> Short exercise
Copy out every line exactly, passing over the pictures.

> Record extracts
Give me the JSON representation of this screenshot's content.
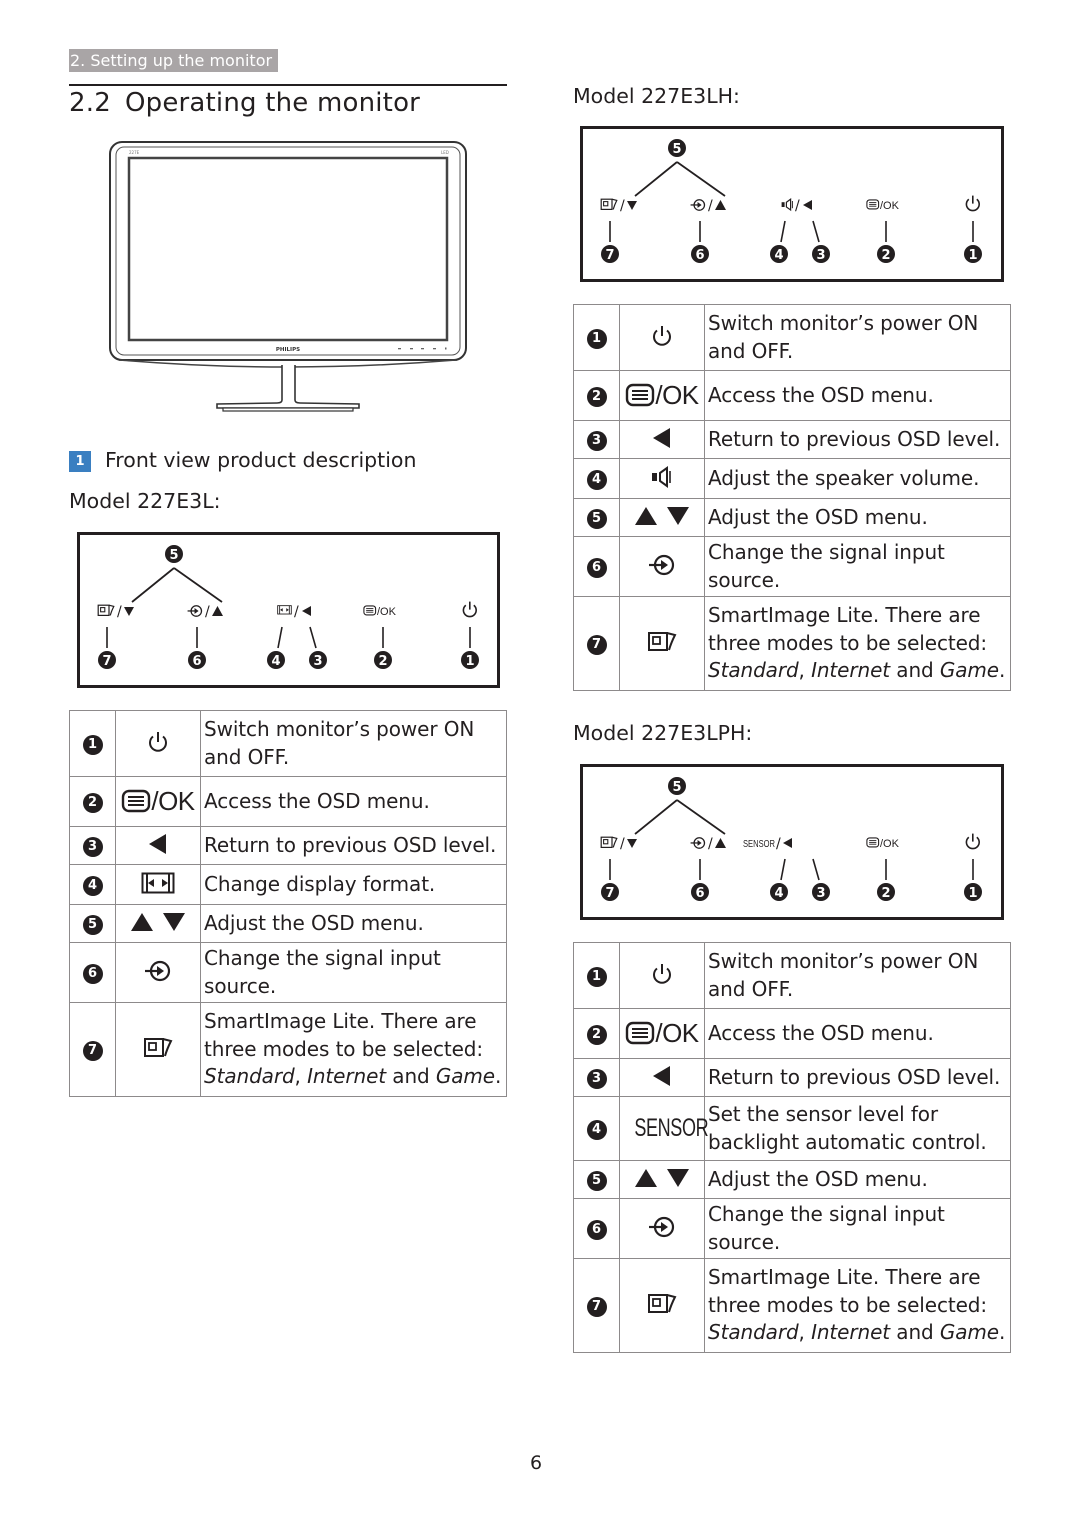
{
  "header": {
    "breadcrumb": "2. Setting up the monitor",
    "section_number": "2.2",
    "section_title": "Operating the monitor"
  },
  "illustration": {
    "brand": "PHILIPS",
    "model_mark": "227E",
    "led_mark": "LED"
  },
  "subsection": {
    "badge": "1",
    "title": "Front view product description"
  },
  "models": [
    {
      "label": "Model 227E3L:",
      "panel": {
        "button4_icon": "display-format-icon",
        "callouts": [
          "1",
          "2",
          "3",
          "4",
          "5",
          "6",
          "7"
        ],
        "ok_label": "/OK",
        "button4_label": ""
      },
      "rows": [
        {
          "num": "1",
          "icon": "power-icon",
          "desc": "Switch monitor’s power ON and OFF."
        },
        {
          "num": "2",
          "icon": "menu-ok-icon",
          "icon_text": "/OK",
          "desc": "Access the OSD menu."
        },
        {
          "num": "3",
          "icon": "left-arrow-icon",
          "desc": "Return to previous OSD level."
        },
        {
          "num": "4",
          "icon": "display-format-icon",
          "desc": "Change display format."
        },
        {
          "num": "5",
          "icon": "up-down-arrows-icon",
          "desc": "Adjust the OSD menu."
        },
        {
          "num": "6",
          "icon": "input-source-icon",
          "desc": "Change the signal input source."
        },
        {
          "num": "7",
          "icon": "smartimage-icon",
          "desc_plain": "SmartImage Lite. There are three modes to be selected: ",
          "mode1": "Standard",
          "sep1": ", ",
          "mode2": "Internet",
          "sep2": " and ",
          "mode3": "Game",
          "end": "."
        }
      ]
    },
    {
      "label": "Model 227E3LH:",
      "panel": {
        "button4_icon": "speaker-icon",
        "callouts": [
          "1",
          "2",
          "3",
          "4",
          "5",
          "6",
          "7"
        ],
        "ok_label": "/OK",
        "button4_label": ""
      },
      "rows": [
        {
          "num": "1",
          "icon": "power-icon",
          "desc": "Switch monitor’s power ON and OFF."
        },
        {
          "num": "2",
          "icon": "menu-ok-icon",
          "icon_text": "/OK",
          "desc": "Access the OSD menu."
        },
        {
          "num": "3",
          "icon": "left-arrow-icon",
          "desc": "Return to previous OSD level."
        },
        {
          "num": "4",
          "icon": "speaker-icon",
          "desc": "Adjust the speaker volume."
        },
        {
          "num": "5",
          "icon": "up-down-arrows-icon",
          "desc": "Adjust the OSD menu."
        },
        {
          "num": "6",
          "icon": "input-source-icon",
          "desc": "Change the signal input source."
        },
        {
          "num": "7",
          "icon": "smartimage-icon",
          "desc_plain": "SmartImage Lite. There are three modes to be selected: ",
          "mode1": "Standard",
          "sep1": ", ",
          "mode2": "Internet",
          "sep2": " and ",
          "mode3": "Game",
          "end": "."
        }
      ]
    },
    {
      "label": "Model 227E3LPH:",
      "panel": {
        "button4_icon": "sensor-label",
        "callouts": [
          "1",
          "2",
          "3",
          "4",
          "5",
          "6",
          "7"
        ],
        "ok_label": "/OK",
        "button4_label": "SENSOR"
      },
      "rows": [
        {
          "num": "1",
          "icon": "power-icon",
          "desc": "Switch monitor’s power ON and OFF."
        },
        {
          "num": "2",
          "icon": "menu-ok-icon",
          "icon_text": "/OK",
          "desc": "Access the OSD menu."
        },
        {
          "num": "3",
          "icon": "left-arrow-icon",
          "desc": "Return to previous OSD level."
        },
        {
          "num": "4",
          "icon": "sensor-label",
          "icon_text": "SENSOR",
          "desc": "Set the sensor level for backlight automatic control."
        },
        {
          "num": "5",
          "icon": "up-down-arrows-icon",
          "desc": "Adjust the OSD menu."
        },
        {
          "num": "6",
          "icon": "input-source-icon",
          "desc": "Change the signal input source."
        },
        {
          "num": "7",
          "icon": "smartimage-icon",
          "desc_plain": "SmartImage Lite. There are three modes to be selected: ",
          "mode1": "Standard",
          "sep1": ", ",
          "mode2": "Internet",
          "sep2": " and ",
          "mode3": "Game",
          "end": "."
        }
      ]
    }
  ],
  "footer": {
    "page_number": "6"
  }
}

> Response
Give me the JSON representation of this screenshot's content.
{
  "header": {
    "breadcrumb": "2. Setting up the monitor",
    "section_number": "2.2",
    "section_title": "Operating the monitor"
  },
  "illustration": {
    "brand": "PHILIPS",
    "model_mark": "227E",
    "led_mark": "LED"
  },
  "subsection": {
    "badge": "1",
    "title": "Front view product description"
  },
  "models": [
    {
      "label": "Model 227E3L:",
      "panel": {
        "button4_icon": "display-format-icon",
        "callouts": [
          "1",
          "2",
          "3",
          "4",
          "5",
          "6",
          "7"
        ],
        "ok_label": "/OK",
        "button4_label": ""
      },
      "rows": [
        {
          "num": "1",
          "icon": "power-icon",
          "desc": "Switch monitor’s power ON and OFF."
        },
        {
          "num": "2",
          "icon": "menu-ok-icon",
          "icon_text": "/OK",
          "desc": "Access the OSD menu."
        },
        {
          "num": "3",
          "icon": "left-arrow-icon",
          "desc": "Return to previous OSD level."
        },
        {
          "num": "4",
          "icon": "display-format-icon",
          "desc": "Change display format."
        },
        {
          "num": "5",
          "icon": "up-down-arrows-icon",
          "desc": "Adjust the OSD menu."
        },
        {
          "num": "6",
          "icon": "input-source-icon",
          "desc": "Change the signal input source."
        },
        {
          "num": "7",
          "icon": "smartimage-icon",
          "desc_plain": "SmartImage Lite. There are three modes to be selected: ",
          "mode1": "Standard",
          "sep1": ", ",
          "mode2": "Internet",
          "sep2": " and ",
          "mode3": "Game",
          "end": "."
        }
      ]
    },
    {
      "label": "Model 227E3LH:",
      "panel": {
        "button4_icon": "speaker-icon",
        "callouts": [
          "1",
          "2",
          "3",
          "4",
          "5",
          "6",
          "7"
        ],
        "ok_label": "/OK",
        "button4_label": ""
      },
      "rows": [
        {
          "num": "1",
          "icon": "power-icon",
          "desc": "Switch monitor’s power ON and OFF."
        },
        {
          "num": "2",
          "icon": "menu-ok-icon",
          "icon_text": "/OK",
          "desc": "Access the OSD menu."
        },
        {
          "num": "3",
          "icon": "left-arrow-icon",
          "desc": "Return to previous OSD level."
        },
        {
          "num": "4",
          "icon": "speaker-icon",
          "desc": "Adjust the speaker volume."
        },
        {
          "num": "5",
          "icon": "up-down-arrows-icon",
          "desc": "Adjust the OSD menu."
        },
        {
          "num": "6",
          "icon": "input-source-icon",
          "desc": "Change the signal input source."
        },
        {
          "num": "7",
          "icon": "smartimage-icon",
          "desc_plain": "SmartImage Lite. There are three modes to be selected: ",
          "mode1": "Standard",
          "sep1": ", ",
          "mode2": "Internet",
          "sep2": " and ",
          "mode3": "Game",
          "end": "."
        }
      ]
    },
    {
      "label": "Model 227E3LPH:",
      "panel": {
        "button4_icon": "sensor-label",
        "callouts": [
          "1",
          "2",
          "3",
          "4",
          "5",
          "6",
          "7"
        ],
        "ok_label": "/OK",
        "button4_label": "SENSOR"
      },
      "rows": [
        {
          "num": "1",
          "icon": "power-icon",
          "desc": "Switch monitor’s power ON and OFF."
        },
        {
          "num": "2",
          "icon": "menu-ok-icon",
          "icon_text": "/OK",
          "desc": "Access the OSD menu."
        },
        {
          "num": "3",
          "icon": "left-arrow-icon",
          "desc": "Return to previous OSD level."
        },
        {
          "num": "4",
          "icon": "sensor-label",
          "icon_text": "SENSOR",
          "desc": "Set the sensor level for backlight automatic control."
        },
        {
          "num": "5",
          "icon": "up-down-arrows-icon",
          "desc": "Adjust the OSD menu."
        },
        {
          "num": "6",
          "icon": "input-source-icon",
          "desc": "Change the signal input source."
        },
        {
          "num": "7",
          "icon": "smartimage-icon",
          "desc_plain": "SmartImage Lite. There are three modes to be selected: ",
          "mode1": "Standard",
          "sep1": ", ",
          "mode2": "Internet",
          "sep2": " and ",
          "mode3": "Game",
          "end": "."
        }
      ]
    }
  ],
  "footer": {
    "page_number": "6"
  }
}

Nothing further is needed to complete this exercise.